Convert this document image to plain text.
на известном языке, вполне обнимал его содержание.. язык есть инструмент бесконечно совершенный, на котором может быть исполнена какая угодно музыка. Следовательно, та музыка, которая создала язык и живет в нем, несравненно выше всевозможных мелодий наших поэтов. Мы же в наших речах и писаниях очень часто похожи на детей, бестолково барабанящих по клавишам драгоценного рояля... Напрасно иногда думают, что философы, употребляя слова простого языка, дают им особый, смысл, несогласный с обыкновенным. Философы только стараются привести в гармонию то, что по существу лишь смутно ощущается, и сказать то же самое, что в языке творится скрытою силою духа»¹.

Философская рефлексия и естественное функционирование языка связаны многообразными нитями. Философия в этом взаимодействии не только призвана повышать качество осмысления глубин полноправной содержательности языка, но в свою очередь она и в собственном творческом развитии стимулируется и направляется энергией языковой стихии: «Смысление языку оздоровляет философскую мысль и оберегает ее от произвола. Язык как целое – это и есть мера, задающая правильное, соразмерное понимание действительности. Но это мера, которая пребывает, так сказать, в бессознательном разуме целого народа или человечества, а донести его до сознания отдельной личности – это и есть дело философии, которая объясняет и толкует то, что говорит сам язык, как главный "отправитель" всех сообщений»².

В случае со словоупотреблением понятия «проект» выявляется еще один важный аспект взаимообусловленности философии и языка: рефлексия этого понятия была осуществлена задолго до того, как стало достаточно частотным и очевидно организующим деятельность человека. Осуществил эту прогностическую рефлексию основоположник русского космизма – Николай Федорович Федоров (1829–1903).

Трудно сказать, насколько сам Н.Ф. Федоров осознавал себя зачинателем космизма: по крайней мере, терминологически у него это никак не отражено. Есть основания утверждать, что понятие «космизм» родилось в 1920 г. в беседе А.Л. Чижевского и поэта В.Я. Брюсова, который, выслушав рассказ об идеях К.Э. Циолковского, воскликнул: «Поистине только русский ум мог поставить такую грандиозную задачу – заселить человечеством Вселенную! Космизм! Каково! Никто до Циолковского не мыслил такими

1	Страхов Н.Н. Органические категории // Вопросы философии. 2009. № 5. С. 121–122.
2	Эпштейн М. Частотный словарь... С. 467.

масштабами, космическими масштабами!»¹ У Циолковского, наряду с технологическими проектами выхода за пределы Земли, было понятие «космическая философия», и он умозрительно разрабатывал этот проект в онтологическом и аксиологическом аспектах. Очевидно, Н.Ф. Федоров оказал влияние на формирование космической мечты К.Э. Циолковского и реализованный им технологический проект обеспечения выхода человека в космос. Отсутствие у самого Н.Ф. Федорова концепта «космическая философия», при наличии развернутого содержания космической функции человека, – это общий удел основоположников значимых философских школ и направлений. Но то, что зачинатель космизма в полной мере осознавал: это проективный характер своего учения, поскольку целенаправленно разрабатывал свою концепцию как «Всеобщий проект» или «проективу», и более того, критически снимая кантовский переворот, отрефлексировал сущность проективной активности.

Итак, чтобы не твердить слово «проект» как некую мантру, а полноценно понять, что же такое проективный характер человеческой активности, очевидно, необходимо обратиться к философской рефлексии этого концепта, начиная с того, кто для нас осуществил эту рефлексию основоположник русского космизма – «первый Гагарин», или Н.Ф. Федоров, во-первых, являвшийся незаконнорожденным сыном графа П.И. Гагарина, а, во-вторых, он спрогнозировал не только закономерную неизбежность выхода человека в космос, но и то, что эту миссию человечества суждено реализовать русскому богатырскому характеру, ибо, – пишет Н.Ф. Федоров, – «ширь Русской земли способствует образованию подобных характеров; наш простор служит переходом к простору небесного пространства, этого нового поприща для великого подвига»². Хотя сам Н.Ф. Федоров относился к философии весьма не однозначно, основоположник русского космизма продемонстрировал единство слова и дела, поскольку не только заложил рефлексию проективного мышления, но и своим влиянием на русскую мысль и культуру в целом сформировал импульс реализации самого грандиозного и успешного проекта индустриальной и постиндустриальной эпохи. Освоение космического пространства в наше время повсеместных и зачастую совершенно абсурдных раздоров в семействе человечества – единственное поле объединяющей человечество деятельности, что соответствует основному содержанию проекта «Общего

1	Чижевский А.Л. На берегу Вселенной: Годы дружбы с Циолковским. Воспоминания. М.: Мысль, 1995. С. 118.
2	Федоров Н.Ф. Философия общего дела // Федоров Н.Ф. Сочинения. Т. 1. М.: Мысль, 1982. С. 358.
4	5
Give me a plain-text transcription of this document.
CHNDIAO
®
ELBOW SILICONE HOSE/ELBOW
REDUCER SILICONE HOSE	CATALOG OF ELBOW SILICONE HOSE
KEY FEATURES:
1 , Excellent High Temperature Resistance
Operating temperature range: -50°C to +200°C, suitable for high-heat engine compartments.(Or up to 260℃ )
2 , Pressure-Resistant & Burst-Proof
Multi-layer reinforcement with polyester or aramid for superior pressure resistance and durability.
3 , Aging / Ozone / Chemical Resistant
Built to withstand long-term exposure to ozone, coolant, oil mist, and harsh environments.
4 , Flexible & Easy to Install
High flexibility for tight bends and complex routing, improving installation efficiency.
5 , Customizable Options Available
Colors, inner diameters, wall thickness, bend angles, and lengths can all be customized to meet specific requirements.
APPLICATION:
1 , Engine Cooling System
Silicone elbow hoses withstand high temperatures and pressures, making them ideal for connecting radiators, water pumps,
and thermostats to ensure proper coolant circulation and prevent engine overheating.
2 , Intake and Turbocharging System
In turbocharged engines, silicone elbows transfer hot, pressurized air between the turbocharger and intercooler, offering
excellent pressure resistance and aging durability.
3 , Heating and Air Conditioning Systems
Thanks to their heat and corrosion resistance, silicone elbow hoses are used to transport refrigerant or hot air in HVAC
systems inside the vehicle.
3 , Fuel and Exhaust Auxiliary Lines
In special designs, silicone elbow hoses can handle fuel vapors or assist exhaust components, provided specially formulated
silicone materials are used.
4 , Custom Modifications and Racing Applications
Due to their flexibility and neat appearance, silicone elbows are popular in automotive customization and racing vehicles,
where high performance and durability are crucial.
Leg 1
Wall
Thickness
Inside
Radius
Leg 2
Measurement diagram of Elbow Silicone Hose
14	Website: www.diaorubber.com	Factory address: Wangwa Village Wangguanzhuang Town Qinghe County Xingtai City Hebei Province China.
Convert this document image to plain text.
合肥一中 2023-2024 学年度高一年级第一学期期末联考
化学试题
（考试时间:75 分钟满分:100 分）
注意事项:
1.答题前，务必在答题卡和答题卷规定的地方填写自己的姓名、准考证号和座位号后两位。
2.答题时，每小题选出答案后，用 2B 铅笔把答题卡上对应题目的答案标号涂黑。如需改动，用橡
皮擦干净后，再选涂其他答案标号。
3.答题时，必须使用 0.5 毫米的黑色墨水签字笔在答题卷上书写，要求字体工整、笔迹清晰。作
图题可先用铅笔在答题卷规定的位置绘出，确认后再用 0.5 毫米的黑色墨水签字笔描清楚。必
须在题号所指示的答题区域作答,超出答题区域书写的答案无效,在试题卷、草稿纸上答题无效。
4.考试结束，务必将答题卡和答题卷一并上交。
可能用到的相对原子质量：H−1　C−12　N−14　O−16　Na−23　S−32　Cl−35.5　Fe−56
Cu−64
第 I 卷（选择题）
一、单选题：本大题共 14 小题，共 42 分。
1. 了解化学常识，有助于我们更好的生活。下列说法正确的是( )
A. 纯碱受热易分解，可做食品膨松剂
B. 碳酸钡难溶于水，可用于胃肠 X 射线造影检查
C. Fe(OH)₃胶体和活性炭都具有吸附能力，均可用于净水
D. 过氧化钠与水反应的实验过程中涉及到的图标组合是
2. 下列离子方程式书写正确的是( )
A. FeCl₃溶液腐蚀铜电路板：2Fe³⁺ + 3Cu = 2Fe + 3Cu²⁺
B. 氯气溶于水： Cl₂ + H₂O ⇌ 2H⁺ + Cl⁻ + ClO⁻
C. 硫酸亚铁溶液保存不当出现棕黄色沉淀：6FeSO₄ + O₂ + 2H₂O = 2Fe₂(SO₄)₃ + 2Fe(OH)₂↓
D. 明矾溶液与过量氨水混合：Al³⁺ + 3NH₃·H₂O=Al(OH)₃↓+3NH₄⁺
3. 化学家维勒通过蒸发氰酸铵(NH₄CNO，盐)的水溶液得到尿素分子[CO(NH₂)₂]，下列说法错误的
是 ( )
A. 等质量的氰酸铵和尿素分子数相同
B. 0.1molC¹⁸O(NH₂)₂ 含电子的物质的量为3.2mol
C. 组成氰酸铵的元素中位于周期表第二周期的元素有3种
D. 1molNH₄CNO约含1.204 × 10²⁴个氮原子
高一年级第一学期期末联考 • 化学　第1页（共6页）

__________

▶ [Short exercise]: From the entries above, extract every line where the word "Resistant" appears.

▶ [Answer to this problem]:
2 , Pressure-Resistant & Burst-Proof
3 , Aging / Ozone / Chemical Resistant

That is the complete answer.